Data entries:
· · · · · · ·

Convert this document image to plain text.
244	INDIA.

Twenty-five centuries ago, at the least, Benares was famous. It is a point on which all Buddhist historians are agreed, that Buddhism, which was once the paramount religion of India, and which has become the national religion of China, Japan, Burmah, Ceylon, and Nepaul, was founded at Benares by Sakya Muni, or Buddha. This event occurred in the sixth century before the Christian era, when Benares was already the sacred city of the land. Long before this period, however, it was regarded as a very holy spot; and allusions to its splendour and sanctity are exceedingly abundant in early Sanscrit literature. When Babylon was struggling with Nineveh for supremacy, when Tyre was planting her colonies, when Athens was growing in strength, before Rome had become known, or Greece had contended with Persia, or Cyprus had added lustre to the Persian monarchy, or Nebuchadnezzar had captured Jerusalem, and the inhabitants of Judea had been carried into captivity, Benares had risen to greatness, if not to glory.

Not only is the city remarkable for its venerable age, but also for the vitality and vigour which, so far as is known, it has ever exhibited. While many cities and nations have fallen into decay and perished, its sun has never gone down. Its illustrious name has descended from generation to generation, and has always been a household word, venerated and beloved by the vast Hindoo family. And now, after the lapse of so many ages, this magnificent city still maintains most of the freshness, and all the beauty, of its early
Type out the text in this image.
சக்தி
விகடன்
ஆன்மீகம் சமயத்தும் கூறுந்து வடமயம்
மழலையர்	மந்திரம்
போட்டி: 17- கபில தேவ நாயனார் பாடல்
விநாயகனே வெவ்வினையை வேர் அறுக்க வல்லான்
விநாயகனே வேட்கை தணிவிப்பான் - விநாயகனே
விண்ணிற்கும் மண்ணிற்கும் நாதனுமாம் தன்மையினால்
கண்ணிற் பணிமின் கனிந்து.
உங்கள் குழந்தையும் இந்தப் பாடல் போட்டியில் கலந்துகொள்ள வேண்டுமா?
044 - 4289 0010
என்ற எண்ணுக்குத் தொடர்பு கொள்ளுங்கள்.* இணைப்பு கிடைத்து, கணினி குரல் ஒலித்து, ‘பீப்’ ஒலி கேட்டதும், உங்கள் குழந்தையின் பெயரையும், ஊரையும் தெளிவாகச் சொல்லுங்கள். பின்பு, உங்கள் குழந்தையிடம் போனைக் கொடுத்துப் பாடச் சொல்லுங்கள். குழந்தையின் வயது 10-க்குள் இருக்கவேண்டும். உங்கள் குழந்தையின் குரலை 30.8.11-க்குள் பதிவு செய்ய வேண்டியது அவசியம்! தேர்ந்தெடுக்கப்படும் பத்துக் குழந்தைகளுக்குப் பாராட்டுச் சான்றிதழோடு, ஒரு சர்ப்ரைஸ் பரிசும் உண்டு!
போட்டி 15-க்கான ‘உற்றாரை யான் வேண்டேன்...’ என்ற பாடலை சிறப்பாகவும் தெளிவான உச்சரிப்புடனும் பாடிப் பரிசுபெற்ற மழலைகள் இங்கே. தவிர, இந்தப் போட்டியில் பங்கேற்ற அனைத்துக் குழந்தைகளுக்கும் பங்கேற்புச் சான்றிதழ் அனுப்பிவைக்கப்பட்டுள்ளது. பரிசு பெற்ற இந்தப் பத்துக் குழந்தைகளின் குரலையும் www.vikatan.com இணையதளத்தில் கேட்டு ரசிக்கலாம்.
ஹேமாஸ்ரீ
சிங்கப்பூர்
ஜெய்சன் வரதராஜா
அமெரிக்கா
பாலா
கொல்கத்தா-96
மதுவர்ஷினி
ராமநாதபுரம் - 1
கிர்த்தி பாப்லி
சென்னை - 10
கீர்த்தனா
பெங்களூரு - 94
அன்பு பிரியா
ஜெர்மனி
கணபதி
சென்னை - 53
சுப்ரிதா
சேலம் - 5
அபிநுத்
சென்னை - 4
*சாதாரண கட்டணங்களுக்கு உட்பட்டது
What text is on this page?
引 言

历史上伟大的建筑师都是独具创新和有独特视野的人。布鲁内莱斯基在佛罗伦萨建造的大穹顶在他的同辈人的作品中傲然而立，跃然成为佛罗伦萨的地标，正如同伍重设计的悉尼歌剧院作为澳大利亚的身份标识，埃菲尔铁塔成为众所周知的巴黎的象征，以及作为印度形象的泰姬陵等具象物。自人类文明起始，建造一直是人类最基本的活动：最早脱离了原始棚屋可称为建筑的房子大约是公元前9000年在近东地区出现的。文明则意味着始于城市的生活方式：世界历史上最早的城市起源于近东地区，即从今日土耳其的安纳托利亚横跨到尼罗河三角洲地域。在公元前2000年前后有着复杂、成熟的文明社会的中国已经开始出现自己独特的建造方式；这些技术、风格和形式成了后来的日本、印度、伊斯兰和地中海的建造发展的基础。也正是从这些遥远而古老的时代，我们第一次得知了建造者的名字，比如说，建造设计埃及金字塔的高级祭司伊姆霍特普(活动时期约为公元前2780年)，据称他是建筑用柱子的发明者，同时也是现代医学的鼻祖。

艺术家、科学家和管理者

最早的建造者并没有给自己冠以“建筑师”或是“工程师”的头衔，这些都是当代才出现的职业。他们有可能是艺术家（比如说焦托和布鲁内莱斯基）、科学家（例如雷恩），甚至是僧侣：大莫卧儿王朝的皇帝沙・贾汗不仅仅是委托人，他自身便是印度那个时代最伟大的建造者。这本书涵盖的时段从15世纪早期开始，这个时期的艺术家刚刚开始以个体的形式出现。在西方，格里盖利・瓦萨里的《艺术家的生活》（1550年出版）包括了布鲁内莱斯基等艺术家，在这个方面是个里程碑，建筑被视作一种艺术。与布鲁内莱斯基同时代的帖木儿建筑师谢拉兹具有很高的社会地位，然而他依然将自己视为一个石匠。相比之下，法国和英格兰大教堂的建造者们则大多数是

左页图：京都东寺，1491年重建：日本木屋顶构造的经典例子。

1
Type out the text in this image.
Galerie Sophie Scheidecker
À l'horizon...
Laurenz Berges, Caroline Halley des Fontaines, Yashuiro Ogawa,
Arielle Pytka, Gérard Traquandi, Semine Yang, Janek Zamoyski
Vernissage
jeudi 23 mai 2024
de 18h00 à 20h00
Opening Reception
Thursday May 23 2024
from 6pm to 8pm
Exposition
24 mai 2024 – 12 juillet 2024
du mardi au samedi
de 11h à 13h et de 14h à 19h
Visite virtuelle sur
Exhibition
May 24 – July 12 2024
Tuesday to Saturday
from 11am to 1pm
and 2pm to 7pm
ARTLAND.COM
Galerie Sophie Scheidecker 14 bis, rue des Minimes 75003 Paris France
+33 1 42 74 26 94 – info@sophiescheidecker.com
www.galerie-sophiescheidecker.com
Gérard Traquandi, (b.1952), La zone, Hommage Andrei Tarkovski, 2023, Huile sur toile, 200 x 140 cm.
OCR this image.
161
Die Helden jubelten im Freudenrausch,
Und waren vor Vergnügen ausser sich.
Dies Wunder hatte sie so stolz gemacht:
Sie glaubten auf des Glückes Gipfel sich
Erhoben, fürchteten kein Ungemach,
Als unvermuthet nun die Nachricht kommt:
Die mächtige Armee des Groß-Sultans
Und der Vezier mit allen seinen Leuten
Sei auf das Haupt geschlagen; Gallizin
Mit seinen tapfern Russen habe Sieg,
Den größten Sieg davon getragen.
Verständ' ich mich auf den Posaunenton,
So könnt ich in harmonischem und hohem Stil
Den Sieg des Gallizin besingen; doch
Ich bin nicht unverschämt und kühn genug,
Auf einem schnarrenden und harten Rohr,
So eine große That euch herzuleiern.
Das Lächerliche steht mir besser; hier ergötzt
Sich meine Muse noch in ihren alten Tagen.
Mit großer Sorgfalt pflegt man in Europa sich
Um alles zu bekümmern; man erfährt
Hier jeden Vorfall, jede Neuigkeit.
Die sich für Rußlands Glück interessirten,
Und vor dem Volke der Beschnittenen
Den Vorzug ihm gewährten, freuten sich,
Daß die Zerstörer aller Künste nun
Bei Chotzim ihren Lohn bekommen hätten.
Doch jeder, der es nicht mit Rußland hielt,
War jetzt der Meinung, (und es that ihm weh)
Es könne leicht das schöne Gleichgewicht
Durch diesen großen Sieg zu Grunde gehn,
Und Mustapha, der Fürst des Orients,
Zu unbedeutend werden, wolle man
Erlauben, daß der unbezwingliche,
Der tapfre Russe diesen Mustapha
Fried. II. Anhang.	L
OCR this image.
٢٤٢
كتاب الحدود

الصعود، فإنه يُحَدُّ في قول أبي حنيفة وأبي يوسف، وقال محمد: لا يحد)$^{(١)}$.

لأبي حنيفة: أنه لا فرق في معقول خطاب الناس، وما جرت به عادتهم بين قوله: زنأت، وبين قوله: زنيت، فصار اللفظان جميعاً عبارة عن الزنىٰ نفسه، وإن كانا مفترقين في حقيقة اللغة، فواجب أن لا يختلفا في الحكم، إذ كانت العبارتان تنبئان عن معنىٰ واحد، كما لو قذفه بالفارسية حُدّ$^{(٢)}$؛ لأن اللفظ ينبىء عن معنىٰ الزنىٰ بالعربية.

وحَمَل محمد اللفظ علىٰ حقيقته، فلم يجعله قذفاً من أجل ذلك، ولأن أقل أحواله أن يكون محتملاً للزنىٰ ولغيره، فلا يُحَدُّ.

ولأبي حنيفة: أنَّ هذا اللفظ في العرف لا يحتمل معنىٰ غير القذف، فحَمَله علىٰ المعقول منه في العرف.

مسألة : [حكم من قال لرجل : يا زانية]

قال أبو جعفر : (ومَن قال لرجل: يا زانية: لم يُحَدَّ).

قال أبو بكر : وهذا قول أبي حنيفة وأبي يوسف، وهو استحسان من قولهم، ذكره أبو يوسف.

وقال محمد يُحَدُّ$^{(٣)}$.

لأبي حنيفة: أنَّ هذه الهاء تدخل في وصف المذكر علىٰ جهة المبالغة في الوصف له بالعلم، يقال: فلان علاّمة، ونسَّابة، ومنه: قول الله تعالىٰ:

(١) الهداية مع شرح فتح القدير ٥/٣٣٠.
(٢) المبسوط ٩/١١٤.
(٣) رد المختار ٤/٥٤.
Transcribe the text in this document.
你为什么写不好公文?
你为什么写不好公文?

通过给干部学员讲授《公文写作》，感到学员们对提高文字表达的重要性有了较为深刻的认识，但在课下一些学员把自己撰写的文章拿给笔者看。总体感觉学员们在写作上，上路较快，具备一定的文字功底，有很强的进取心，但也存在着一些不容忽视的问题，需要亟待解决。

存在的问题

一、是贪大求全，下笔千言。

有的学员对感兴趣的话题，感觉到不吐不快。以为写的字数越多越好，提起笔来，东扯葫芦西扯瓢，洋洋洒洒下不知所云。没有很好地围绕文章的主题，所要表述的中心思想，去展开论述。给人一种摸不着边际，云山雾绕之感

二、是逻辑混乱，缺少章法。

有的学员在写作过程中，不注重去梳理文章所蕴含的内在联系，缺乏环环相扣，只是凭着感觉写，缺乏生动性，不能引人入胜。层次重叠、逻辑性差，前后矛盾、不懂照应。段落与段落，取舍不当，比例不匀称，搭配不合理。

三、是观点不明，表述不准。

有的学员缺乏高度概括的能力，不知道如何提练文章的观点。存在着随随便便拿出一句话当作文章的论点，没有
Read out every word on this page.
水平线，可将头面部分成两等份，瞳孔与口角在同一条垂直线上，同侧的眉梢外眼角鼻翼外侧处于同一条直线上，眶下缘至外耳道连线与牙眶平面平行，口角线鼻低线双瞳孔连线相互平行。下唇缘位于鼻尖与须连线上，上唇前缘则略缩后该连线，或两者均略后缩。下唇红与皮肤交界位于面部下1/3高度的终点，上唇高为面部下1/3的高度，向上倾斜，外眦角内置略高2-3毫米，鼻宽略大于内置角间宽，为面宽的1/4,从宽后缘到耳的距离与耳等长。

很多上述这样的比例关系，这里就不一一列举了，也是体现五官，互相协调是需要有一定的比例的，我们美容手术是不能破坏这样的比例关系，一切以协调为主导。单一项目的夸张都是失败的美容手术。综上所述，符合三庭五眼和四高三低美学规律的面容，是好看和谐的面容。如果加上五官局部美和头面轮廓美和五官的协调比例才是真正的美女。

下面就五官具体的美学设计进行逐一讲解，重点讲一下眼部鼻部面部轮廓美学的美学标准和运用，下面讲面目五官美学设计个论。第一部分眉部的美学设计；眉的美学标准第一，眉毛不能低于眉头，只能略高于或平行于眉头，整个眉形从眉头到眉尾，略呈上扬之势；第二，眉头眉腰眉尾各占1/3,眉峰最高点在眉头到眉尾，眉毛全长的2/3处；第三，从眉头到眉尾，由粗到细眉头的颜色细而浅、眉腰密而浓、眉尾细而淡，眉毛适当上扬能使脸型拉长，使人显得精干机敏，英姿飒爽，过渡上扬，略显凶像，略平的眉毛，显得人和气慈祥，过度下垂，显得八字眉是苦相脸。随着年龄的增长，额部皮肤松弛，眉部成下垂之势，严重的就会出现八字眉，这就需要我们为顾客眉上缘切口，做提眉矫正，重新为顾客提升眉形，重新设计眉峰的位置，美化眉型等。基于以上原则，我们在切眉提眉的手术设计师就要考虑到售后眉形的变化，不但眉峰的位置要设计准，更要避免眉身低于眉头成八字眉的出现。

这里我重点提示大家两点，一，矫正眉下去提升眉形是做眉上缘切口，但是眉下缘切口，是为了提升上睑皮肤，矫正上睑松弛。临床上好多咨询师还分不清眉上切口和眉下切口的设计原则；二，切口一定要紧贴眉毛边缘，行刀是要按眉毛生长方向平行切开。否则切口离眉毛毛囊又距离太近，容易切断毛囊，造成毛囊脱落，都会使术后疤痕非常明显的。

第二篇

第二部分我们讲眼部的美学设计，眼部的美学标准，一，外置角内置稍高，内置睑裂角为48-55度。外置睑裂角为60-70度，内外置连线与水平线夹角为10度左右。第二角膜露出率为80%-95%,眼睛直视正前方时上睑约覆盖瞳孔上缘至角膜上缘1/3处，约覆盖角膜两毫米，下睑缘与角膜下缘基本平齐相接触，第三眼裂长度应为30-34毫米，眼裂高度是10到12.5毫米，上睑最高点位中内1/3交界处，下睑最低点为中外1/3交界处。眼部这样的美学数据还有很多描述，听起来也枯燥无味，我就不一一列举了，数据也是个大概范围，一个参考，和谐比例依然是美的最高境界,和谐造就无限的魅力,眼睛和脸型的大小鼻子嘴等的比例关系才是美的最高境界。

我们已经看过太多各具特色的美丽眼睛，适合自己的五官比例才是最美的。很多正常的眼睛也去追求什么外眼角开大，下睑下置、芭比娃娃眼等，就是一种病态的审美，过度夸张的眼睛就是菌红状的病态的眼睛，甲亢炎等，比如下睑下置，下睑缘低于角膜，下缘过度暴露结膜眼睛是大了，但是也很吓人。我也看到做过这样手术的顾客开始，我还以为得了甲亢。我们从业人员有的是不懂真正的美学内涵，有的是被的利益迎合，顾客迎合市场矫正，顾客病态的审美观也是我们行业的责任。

· · · · · · ·

— Your objective —
Pull out all lines from the entries above that include the word "ihren".

— Task output —
Sich meine Muse noch in ihren alten Tagen.
Bei Chotzim ihren Lohn bekommen hätten.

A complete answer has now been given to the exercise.